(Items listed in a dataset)
========

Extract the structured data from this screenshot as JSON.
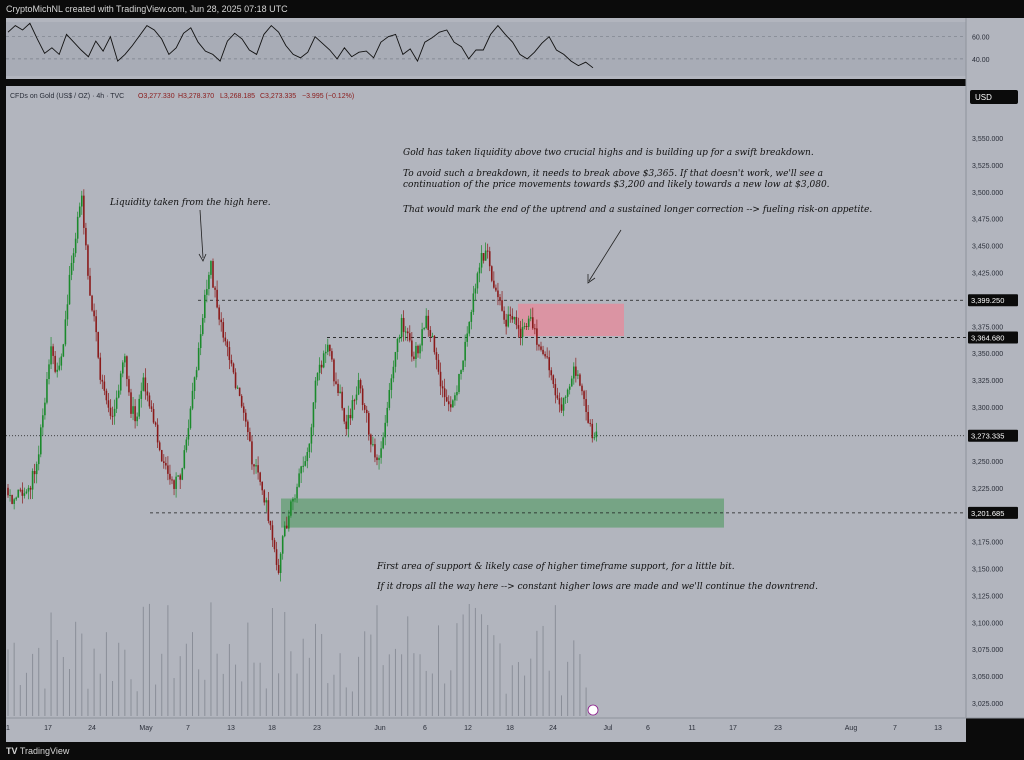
{
  "header": {
    "watermark": "CryptoMichNL created with TradingView.com, Jun 28, 2025 07:18 UTC"
  },
  "footer": {
    "brand": "TradingView"
  },
  "legend": {
    "symbol": "CFDs on Gold (US$ / OZ) · 4h · TVC",
    "open": "O3,277.330",
    "high": "H3,278.370",
    "low": "L3,268.185",
    "close": "C3,273.335",
    "change": "−3.995 (−0.12%)"
  },
  "currency": "USD",
  "annotations": {
    "liquidity_note": "Liquidity taken from the high here.",
    "main_1": "Gold has taken liquidity above two crucial highs and is building up for a swift breakdown.",
    "main_2a": "To avoid such a breakdown, it needs to break above $3,365. If that doesn't work, we'll see a",
    "main_2b": "continuation of the price movements towards $3,200 and likely towards a new low at $3,080.",
    "main_3": "That would mark the end of the uptrend and a sustained longer correction --> fueling risk-on appetite.",
    "support_1": "First area of support & likely case of higher timeframe support, for a little bit.",
    "support_2": "If it drops all the way here --> constant higher lows are made and we'll continue the downtrend."
  },
  "colors": {
    "background": "#b2b5be",
    "up": "#1b8a2c",
    "down": "#8a1a1a",
    "resistance_zone": "#e88a9a",
    "support_zone": "#4f9a5f",
    "axis_text": "#2a2e39",
    "label_bg": "#0b0b0b"
  },
  "chart_data": {
    "type": "candlestick",
    "timeframe": "4h",
    "x_ticks": [
      "1",
      "17",
      "24",
      "May",
      "7",
      "13",
      "18",
      "23",
      "Jun",
      "6",
      "12",
      "18",
      "24",
      "Jul",
      "6",
      "11",
      "17",
      "23",
      "Aug",
      "7",
      "13"
    ],
    "y_ticks": [
      3025,
      3050,
      3075,
      3100,
      3125,
      3150,
      3175,
      3200,
      3225,
      3250,
      3275,
      3300,
      3325,
      3350,
      3375,
      3400,
      3425,
      3450,
      3475,
      3500,
      3525,
      3550
    ],
    "y_tick_labels": [
      "3,025.000",
      "3,050.000",
      "3,075.000",
      "3,100.000",
      "3,125.000",
      "3,150.000",
      "3,175.000",
      "3,200.000",
      "3,225.000",
      "3,250.000",
      "3,275.000",
      "3,300.000",
      "3,325.000",
      "3,350.000",
      "3,375.000",
      "3,400.000",
      "3,425.000",
      "3,450.000",
      "3,475.000",
      "3,500.000",
      "3,525.000",
      "3,550.000"
    ],
    "ylim": [
      3005,
      3590
    ],
    "price_levels": [
      {
        "value": 3399.25,
        "label": "3,399.250",
        "style": "dashed"
      },
      {
        "value": 3364.68,
        "label": "3,364.680",
        "style": "dashed"
      },
      {
        "value": 3273.335,
        "label": "3,273.335",
        "style": "dotted"
      },
      {
        "value": 3201.685,
        "label": "3,201.685",
        "style": "dashed"
      }
    ],
    "zones": [
      {
        "name": "resistance",
        "low": 3366,
        "high": 3396
      },
      {
        "name": "support",
        "low": 3188,
        "high": 3215
      }
    ],
    "price_path": [
      [
        0,
        3225
      ],
      [
        3,
        3210
      ],
      [
        6,
        3228
      ],
      [
        9,
        3215
      ],
      [
        12,
        3235
      ],
      [
        15,
        3260
      ],
      [
        18,
        3310
      ],
      [
        21,
        3350
      ],
      [
        24,
        3330
      ],
      [
        27,
        3360
      ],
      [
        30,
        3420
      ],
      [
        33,
        3460
      ],
      [
        36,
        3495
      ],
      [
        39,
        3420
      ],
      [
        42,
        3380
      ],
      [
        45,
        3330
      ],
      [
        48,
        3300
      ],
      [
        51,
        3290
      ],
      [
        54,
        3320
      ],
      [
        57,
        3345
      ],
      [
        60,
        3300
      ],
      [
        63,
        3290
      ],
      [
        66,
        3330
      ],
      [
        69,
        3300
      ],
      [
        72,
        3285
      ],
      [
        75,
        3250
      ],
      [
        78,
        3240
      ],
      [
        81,
        3225
      ],
      [
        84,
        3235
      ],
      [
        87,
        3270
      ],
      [
        90,
        3310
      ],
      [
        93,
        3350
      ],
      [
        96,
        3400
      ],
      [
        99,
        3430
      ],
      [
        102,
        3390
      ],
      [
        105,
        3370
      ],
      [
        108,
        3345
      ],
      [
        111,
        3320
      ],
      [
        114,
        3300
      ],
      [
        117,
        3270
      ],
      [
        120,
        3245
      ],
      [
        123,
        3230
      ],
      [
        126,
        3210
      ],
      [
        129,
        3180
      ],
      [
        132,
        3150
      ],
      [
        135,
        3185
      ],
      [
        138,
        3210
      ],
      [
        141,
        3225
      ],
      [
        144,
        3250
      ],
      [
        147,
        3270
      ],
      [
        150,
        3320
      ],
      [
        153,
        3340
      ],
      [
        156,
        3360
      ],
      [
        159,
        3330
      ],
      [
        162,
        3310
      ],
      [
        165,
        3285
      ],
      [
        168,
        3300
      ],
      [
        171,
        3320
      ],
      [
        174,
        3300
      ],
      [
        177,
        3265
      ],
      [
        180,
        3250
      ],
      [
        183,
        3275
      ],
      [
        186,
        3320
      ],
      [
        189,
        3350
      ],
      [
        192,
        3380
      ],
      [
        195,
        3370
      ],
      [
        198,
        3345
      ],
      [
        201,
        3360
      ],
      [
        204,
        3385
      ],
      [
        207,
        3360
      ],
      [
        210,
        3330
      ],
      [
        213,
        3310
      ],
      [
        216,
        3300
      ],
      [
        219,
        3320
      ],
      [
        222,
        3350
      ],
      [
        225,
        3385
      ],
      [
        228,
        3410
      ],
      [
        231,
        3440
      ],
      [
        234,
        3445
      ],
      [
        237,
        3410
      ],
      [
        240,
        3395
      ],
      [
        243,
        3380
      ],
      [
        246,
        3385
      ],
      [
        249,
        3370
      ],
      [
        252,
        3375
      ],
      [
        255,
        3390
      ],
      [
        258,
        3360
      ],
      [
        261,
        3350
      ],
      [
        264,
        3335
      ],
      [
        267,
        3310
      ],
      [
        270,
        3300
      ],
      [
        273,
        3320
      ],
      [
        276,
        3335
      ],
      [
        279,
        3325
      ],
      [
        282,
        3300
      ],
      [
        285,
        3275
      ],
      [
        287,
        3273
      ]
    ],
    "rsi": {
      "levels": [
        60,
        40
      ],
      "level_labels": [
        "60.00",
        "40.00"
      ],
      "path": [
        64,
        70,
        66,
        72,
        58,
        45,
        50,
        44,
        62,
        55,
        48,
        42,
        56,
        47,
        60,
        38,
        44,
        52,
        61,
        70,
        66,
        58,
        44,
        50,
        63,
        68,
        55,
        47,
        44,
        38,
        56,
        63,
        58,
        48,
        44,
        62,
        70,
        64,
        52,
        44,
        41,
        46,
        60,
        54,
        48,
        40,
        50,
        42,
        46,
        47,
        41,
        55,
        60,
        62,
        44,
        49,
        38,
        55,
        59,
        64,
        66,
        55,
        51,
        40,
        48,
        48,
        62,
        70,
        62,
        55,
        44,
        40,
        46,
        54,
        60,
        48,
        44,
        38,
        34,
        37,
        32
      ]
    },
    "volume": {
      "bars": 95
    }
  }
}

========

**Written exercise:** Collect each line containing the string "Gold".

**Result of this task:**
    "symbol": "CFDs on Gold (US$ / OZ) · 4h · TVC",
    "main_1": "Gold has taken liquidity above two crucial highs and is building up for a swift breakdown.",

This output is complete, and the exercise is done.